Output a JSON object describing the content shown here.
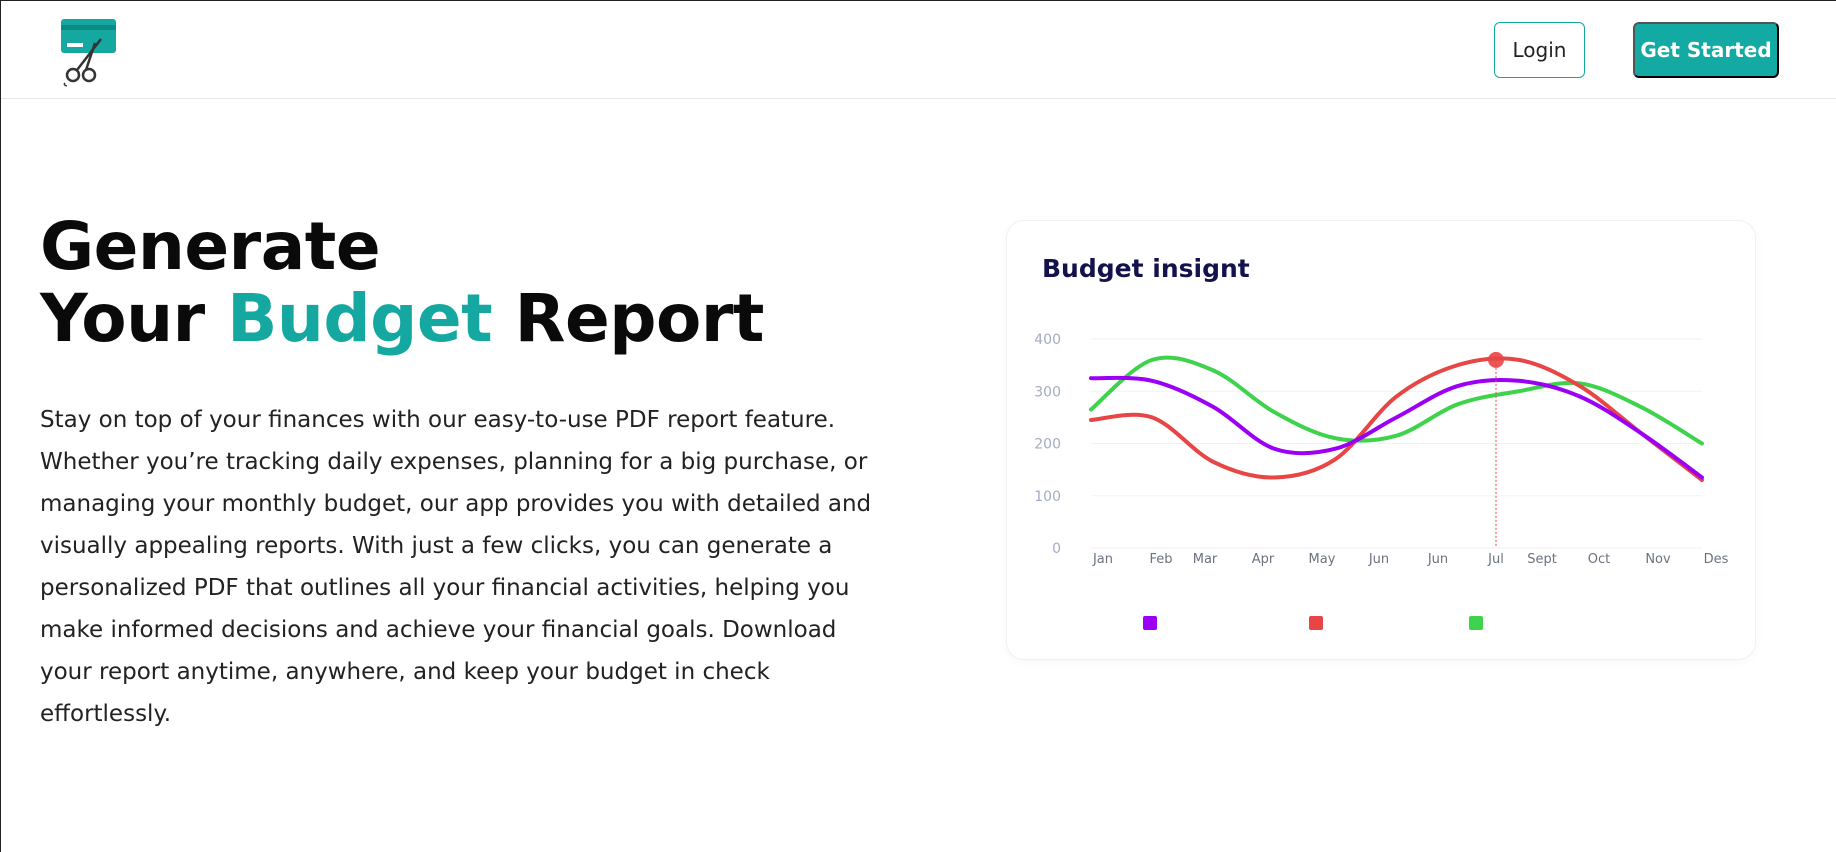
{
  "header": {
    "logo_icon": "scissors-card-logo-icon",
    "login_label": "Login",
    "get_started_label": "Get Started"
  },
  "hero": {
    "title_line1": "Generate",
    "title_line2_pre": "Your ",
    "title_line2_accent": "Budget",
    "title_line2_post": " Report",
    "description": "Stay on top of your finances with our easy-to-use PDF report feature. Whether you’re tracking daily expenses, planning for a big purchase, or managing your monthly budget, our app provides you with detailed and visually appealing reports. With just a few clicks, you can generate a personalized PDF that outlines all your financial activities, helping you make informed decisions and achieve your financial goals. Download your report anytime, anywhere, and keep your budget in check effortlessly."
  },
  "colors": {
    "accent": "#14a8a0",
    "purple": "#9b00f5",
    "red": "#e84545",
    "green": "#3fd24d"
  },
  "chart_data": {
    "type": "line",
    "title": "Budget insignt",
    "categories": [
      "Jan",
      "Feb",
      "Mar",
      "Apr",
      "May",
      "Jun",
      "Jun",
      "Jul",
      "Sept",
      "Oct",
      "Nov",
      "Des"
    ],
    "ylim": [
      0,
      400
    ],
    "yticks": [
      0,
      100,
      200,
      300,
      400
    ],
    "grid": true,
    "highlight": {
      "category_index": 7,
      "series": "red",
      "value": 360
    },
    "series": [
      {
        "color": "#9b00f5",
        "values": [
          325,
          320,
          270,
          190,
          190,
          250,
          310,
          320,
          290,
          220,
          135
        ]
      },
      {
        "color": "#e84545",
        "values": [
          245,
          250,
          165,
          135,
          170,
          290,
          350,
          360,
          310,
          220,
          130
        ]
      },
      {
        "color": "#3fd24d",
        "values": [
          265,
          360,
          340,
          260,
          210,
          215,
          275,
          300,
          315,
          270,
          200
        ]
      }
    ],
    "legend_colors": [
      "#9b00f5",
      "#e84545",
      "#3fd24d"
    ]
  }
}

● ● ● ●

**REQUIRED TASK:** Reproduce the full listing above verbatim, with no pictures included.

**RESULT FOR THIS TASK:**
Output a JSON object describing the content shown here.
{
  "header": {
    "logo_icon": "scissors-card-logo-icon",
    "login_label": "Login",
    "get_started_label": "Get Started"
  },
  "hero": {
    "title_line1": "Generate",
    "title_line2_pre": "Your ",
    "title_line2_accent": "Budget",
    "title_line2_post": " Report",
    "description": "Stay on top of your finances with our easy-to-use PDF report feature. Whether you’re tracking daily expenses, planning for a big purchase, or managing your monthly budget, our app provides you with detailed and visually appealing reports. With just a few clicks, you can generate a personalized PDF that outlines all your financial activities, helping you make informed decisions and achieve your financial goals. Download your report anytime, anywhere, and keep your budget in check effortlessly."
  },
  "colors": {
    "accent": "#14a8a0",
    "purple": "#9b00f5",
    "red": "#e84545",
    "green": "#3fd24d"
  },
  "chart_data": {
    "type": "line",
    "title": "Budget insignt",
    "categories": [
      "Jan",
      "Feb",
      "Mar",
      "Apr",
      "May",
      "Jun",
      "Jun",
      "Jul",
      "Sept",
      "Oct",
      "Nov",
      "Des"
    ],
    "ylim": [
      0,
      400
    ],
    "yticks": [
      0,
      100,
      200,
      300,
      400
    ],
    "grid": true,
    "highlight": {
      "category_index": 7,
      "series": "red",
      "value": 360
    },
    "series": [
      {
        "color": "#9b00f5",
        "values": [
          325,
          320,
          270,
          190,
          190,
          250,
          310,
          320,
          290,
          220,
          135
        ]
      },
      {
        "color": "#e84545",
        "values": [
          245,
          250,
          165,
          135,
          170,
          290,
          350,
          360,
          310,
          220,
          130
        ]
      },
      {
        "color": "#3fd24d",
        "values": [
          265,
          360,
          340,
          260,
          210,
          215,
          275,
          300,
          315,
          270,
          200
        ]
      }
    ],
    "legend_colors": [
      "#9b00f5",
      "#e84545",
      "#3fd24d"
    ]
  }
}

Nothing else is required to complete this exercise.